Task brief → Your task is to repeat the listing exactly.

Given entries →

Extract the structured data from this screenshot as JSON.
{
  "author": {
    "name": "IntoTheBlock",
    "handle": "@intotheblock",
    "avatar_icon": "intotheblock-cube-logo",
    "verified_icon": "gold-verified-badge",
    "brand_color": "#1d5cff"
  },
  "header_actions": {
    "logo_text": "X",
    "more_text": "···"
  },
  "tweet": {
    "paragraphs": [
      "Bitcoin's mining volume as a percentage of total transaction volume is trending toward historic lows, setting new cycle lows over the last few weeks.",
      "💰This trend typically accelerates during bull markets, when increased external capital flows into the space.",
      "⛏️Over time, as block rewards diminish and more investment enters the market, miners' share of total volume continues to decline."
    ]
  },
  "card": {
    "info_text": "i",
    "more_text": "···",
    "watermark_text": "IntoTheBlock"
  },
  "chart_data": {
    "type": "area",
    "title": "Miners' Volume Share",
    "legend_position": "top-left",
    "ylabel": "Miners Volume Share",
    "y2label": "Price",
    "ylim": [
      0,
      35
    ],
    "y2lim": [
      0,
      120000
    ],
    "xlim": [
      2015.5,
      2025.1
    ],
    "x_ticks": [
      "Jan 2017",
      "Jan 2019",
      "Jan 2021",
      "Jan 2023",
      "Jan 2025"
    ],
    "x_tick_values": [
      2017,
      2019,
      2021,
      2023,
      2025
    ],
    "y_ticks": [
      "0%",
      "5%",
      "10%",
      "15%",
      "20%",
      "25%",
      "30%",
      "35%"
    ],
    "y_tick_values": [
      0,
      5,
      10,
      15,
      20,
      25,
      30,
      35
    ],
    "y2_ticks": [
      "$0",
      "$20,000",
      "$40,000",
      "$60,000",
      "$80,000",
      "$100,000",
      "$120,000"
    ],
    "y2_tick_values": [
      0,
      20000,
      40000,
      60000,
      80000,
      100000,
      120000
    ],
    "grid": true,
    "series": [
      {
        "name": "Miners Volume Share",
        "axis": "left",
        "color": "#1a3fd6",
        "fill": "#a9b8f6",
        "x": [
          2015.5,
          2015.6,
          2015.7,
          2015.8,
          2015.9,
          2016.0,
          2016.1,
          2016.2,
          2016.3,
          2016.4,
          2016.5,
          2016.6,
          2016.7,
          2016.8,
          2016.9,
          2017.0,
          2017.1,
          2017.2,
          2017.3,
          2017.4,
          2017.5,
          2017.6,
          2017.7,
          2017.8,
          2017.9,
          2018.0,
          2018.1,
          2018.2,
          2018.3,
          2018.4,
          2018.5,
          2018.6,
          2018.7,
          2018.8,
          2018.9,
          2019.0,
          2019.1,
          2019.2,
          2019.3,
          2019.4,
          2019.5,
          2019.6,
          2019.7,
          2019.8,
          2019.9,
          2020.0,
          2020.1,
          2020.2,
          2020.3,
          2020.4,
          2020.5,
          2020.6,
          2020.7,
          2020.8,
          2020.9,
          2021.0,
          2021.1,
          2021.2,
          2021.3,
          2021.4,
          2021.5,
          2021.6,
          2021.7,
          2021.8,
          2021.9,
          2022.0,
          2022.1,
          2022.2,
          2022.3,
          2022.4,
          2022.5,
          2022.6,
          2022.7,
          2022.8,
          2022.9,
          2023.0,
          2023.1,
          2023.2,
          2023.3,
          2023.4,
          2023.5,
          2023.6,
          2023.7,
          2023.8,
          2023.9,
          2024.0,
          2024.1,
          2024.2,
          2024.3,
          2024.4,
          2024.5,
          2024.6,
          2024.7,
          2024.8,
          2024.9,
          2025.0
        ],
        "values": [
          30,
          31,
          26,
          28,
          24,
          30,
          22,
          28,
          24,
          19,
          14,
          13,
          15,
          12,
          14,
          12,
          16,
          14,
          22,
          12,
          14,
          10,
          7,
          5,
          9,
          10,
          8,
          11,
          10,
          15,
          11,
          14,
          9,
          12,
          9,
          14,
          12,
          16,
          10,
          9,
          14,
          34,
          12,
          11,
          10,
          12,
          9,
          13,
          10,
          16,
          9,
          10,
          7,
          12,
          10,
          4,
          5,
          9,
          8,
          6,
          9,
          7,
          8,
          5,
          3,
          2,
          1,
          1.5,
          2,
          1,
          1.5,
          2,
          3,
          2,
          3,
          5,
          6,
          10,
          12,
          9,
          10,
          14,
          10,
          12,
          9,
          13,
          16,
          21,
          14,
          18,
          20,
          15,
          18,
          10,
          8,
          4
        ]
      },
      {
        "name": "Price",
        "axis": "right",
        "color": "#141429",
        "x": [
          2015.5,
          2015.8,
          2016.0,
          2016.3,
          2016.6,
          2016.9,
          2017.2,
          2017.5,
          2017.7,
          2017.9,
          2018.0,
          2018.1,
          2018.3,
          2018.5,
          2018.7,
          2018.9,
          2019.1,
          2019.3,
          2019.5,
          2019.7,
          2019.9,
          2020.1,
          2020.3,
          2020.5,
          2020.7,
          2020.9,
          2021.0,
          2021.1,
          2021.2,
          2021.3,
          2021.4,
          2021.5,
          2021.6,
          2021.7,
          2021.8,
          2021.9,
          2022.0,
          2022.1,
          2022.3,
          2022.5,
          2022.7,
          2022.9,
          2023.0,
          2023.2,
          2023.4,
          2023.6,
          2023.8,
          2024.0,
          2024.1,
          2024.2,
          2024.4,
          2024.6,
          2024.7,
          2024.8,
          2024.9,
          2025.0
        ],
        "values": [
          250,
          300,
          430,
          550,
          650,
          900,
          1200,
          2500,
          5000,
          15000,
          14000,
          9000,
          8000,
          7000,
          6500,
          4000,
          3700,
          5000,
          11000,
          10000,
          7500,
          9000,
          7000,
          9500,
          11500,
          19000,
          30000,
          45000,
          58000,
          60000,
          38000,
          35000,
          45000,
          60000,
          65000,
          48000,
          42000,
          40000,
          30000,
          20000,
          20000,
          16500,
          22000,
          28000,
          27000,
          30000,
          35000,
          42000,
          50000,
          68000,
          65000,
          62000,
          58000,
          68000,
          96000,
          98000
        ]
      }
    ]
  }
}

The response →
Extract the structured data from this screenshot as JSON.
{
  "author": {
    "name": "IntoTheBlock",
    "handle": "@intotheblock",
    "avatar_icon": "intotheblock-cube-logo",
    "verified_icon": "gold-verified-badge",
    "brand_color": "#1d5cff"
  },
  "header_actions": {
    "logo_text": "X",
    "more_text": "···"
  },
  "tweet": {
    "paragraphs": [
      "Bitcoin's mining volume as a percentage of total transaction volume is trending toward historic lows, setting new cycle lows over the last few weeks.",
      "💰This trend typically accelerates during bull markets, when increased external capital flows into the space.",
      "⛏️Over time, as block rewards diminish and more investment enters the market, miners' share of total volume continues to decline."
    ]
  },
  "card": {
    "info_text": "i",
    "more_text": "···",
    "watermark_text": "IntoTheBlock"
  },
  "chart_data": {
    "type": "area",
    "title": "Miners' Volume Share",
    "legend_position": "top-left",
    "ylabel": "Miners Volume Share",
    "y2label": "Price",
    "ylim": [
      0,
      35
    ],
    "y2lim": [
      0,
      120000
    ],
    "xlim": [
      2015.5,
      2025.1
    ],
    "x_ticks": [
      "Jan 2017",
      "Jan 2019",
      "Jan 2021",
      "Jan 2023",
      "Jan 2025"
    ],
    "x_tick_values": [
      2017,
      2019,
      2021,
      2023,
      2025
    ],
    "y_ticks": [
      "0%",
      "5%",
      "10%",
      "15%",
      "20%",
      "25%",
      "30%",
      "35%"
    ],
    "y_tick_values": [
      0,
      5,
      10,
      15,
      20,
      25,
      30,
      35
    ],
    "y2_ticks": [
      "$0",
      "$20,000",
      "$40,000",
      "$60,000",
      "$80,000",
      "$100,000",
      "$120,000"
    ],
    "y2_tick_values": [
      0,
      20000,
      40000,
      60000,
      80000,
      100000,
      120000
    ],
    "grid": true,
    "series": [
      {
        "name": "Miners Volume Share",
        "axis": "left",
        "color": "#1a3fd6",
        "fill": "#a9b8f6",
        "x": [
          2015.5,
          2015.6,
          2015.7,
          2015.8,
          2015.9,
          2016.0,
          2016.1,
          2016.2,
          2016.3,
          2016.4,
          2016.5,
          2016.6,
          2016.7,
          2016.8,
          2016.9,
          2017.0,
          2017.1,
          2017.2,
          2017.3,
          2017.4,
          2017.5,
          2017.6,
          2017.7,
          2017.8,
          2017.9,
          2018.0,
          2018.1,
          2018.2,
          2018.3,
          2018.4,
          2018.5,
          2018.6,
          2018.7,
          2018.8,
          2018.9,
          2019.0,
          2019.1,
          2019.2,
          2019.3,
          2019.4,
          2019.5,
          2019.6,
          2019.7,
          2019.8,
          2019.9,
          2020.0,
          2020.1,
          2020.2,
          2020.3,
          2020.4,
          2020.5,
          2020.6,
          2020.7,
          2020.8,
          2020.9,
          2021.0,
          2021.1,
          2021.2,
          2021.3,
          2021.4,
          2021.5,
          2021.6,
          2021.7,
          2021.8,
          2021.9,
          2022.0,
          2022.1,
          2022.2,
          2022.3,
          2022.4,
          2022.5,
          2022.6,
          2022.7,
          2022.8,
          2022.9,
          2023.0,
          2023.1,
          2023.2,
          2023.3,
          2023.4,
          2023.5,
          2023.6,
          2023.7,
          2023.8,
          2023.9,
          2024.0,
          2024.1,
          2024.2,
          2024.3,
          2024.4,
          2024.5,
          2024.6,
          2024.7,
          2024.8,
          2024.9,
          2025.0
        ],
        "values": [
          30,
          31,
          26,
          28,
          24,
          30,
          22,
          28,
          24,
          19,
          14,
          13,
          15,
          12,
          14,
          12,
          16,
          14,
          22,
          12,
          14,
          10,
          7,
          5,
          9,
          10,
          8,
          11,
          10,
          15,
          11,
          14,
          9,
          12,
          9,
          14,
          12,
          16,
          10,
          9,
          14,
          34,
          12,
          11,
          10,
          12,
          9,
          13,
          10,
          16,
          9,
          10,
          7,
          12,
          10,
          4,
          5,
          9,
          8,
          6,
          9,
          7,
          8,
          5,
          3,
          2,
          1,
          1.5,
          2,
          1,
          1.5,
          2,
          3,
          2,
          3,
          5,
          6,
          10,
          12,
          9,
          10,
          14,
          10,
          12,
          9,
          13,
          16,
          21,
          14,
          18,
          20,
          15,
          18,
          10,
          8,
          4
        ]
      },
      {
        "name": "Price",
        "axis": "right",
        "color": "#141429",
        "x": [
          2015.5,
          2015.8,
          2016.0,
          2016.3,
          2016.6,
          2016.9,
          2017.2,
          2017.5,
          2017.7,
          2017.9,
          2018.0,
          2018.1,
          2018.3,
          2018.5,
          2018.7,
          2018.9,
          2019.1,
          2019.3,
          2019.5,
          2019.7,
          2019.9,
          2020.1,
          2020.3,
          2020.5,
          2020.7,
          2020.9,
          2021.0,
          2021.1,
          2021.2,
          2021.3,
          2021.4,
          2021.5,
          2021.6,
          2021.7,
          2021.8,
          2021.9,
          2022.0,
          2022.1,
          2022.3,
          2022.5,
          2022.7,
          2022.9,
          2023.0,
          2023.2,
          2023.4,
          2023.6,
          2023.8,
          2024.0,
          2024.1,
          2024.2,
          2024.4,
          2024.6,
          2024.7,
          2024.8,
          2024.9,
          2025.0
        ],
        "values": [
          250,
          300,
          430,
          550,
          650,
          900,
          1200,
          2500,
          5000,
          15000,
          14000,
          9000,
          8000,
          7000,
          6500,
          4000,
          3700,
          5000,
          11000,
          10000,
          7500,
          9000,
          7000,
          9500,
          11500,
          19000,
          30000,
          45000,
          58000,
          60000,
          38000,
          35000,
          45000,
          60000,
          65000,
          48000,
          42000,
          40000,
          30000,
          20000,
          20000,
          16500,
          22000,
          28000,
          27000,
          30000,
          35000,
          42000,
          50000,
          68000,
          65000,
          62000,
          58000,
          68000,
          96000,
          98000
        ]
      }
    ]
  }
}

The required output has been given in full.